Collection entries:
────
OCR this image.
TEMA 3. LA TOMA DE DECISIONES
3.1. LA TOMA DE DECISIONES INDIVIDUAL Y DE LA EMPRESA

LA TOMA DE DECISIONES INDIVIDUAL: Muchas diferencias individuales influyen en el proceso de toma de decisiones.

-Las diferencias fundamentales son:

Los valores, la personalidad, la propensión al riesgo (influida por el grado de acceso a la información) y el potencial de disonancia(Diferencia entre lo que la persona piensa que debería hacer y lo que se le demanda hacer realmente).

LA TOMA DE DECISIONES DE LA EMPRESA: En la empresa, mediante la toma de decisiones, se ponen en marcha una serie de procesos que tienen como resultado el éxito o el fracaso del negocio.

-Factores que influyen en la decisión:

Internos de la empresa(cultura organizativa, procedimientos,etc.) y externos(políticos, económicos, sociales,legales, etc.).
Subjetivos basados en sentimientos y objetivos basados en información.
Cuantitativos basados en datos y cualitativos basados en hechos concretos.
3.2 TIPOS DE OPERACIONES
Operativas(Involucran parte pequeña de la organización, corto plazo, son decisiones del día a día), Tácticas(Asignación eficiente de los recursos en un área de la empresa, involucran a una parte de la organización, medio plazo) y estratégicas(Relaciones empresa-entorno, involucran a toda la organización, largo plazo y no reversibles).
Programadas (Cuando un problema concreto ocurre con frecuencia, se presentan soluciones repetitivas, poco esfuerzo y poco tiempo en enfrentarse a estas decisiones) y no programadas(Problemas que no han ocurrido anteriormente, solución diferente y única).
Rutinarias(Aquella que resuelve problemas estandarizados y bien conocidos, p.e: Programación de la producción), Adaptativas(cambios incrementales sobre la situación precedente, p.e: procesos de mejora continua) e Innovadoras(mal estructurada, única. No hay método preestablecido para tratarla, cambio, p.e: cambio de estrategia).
────
> Task description:
Check each line of the listing above for the string "basados", then report only how many lines have it.

> Finished answer:
2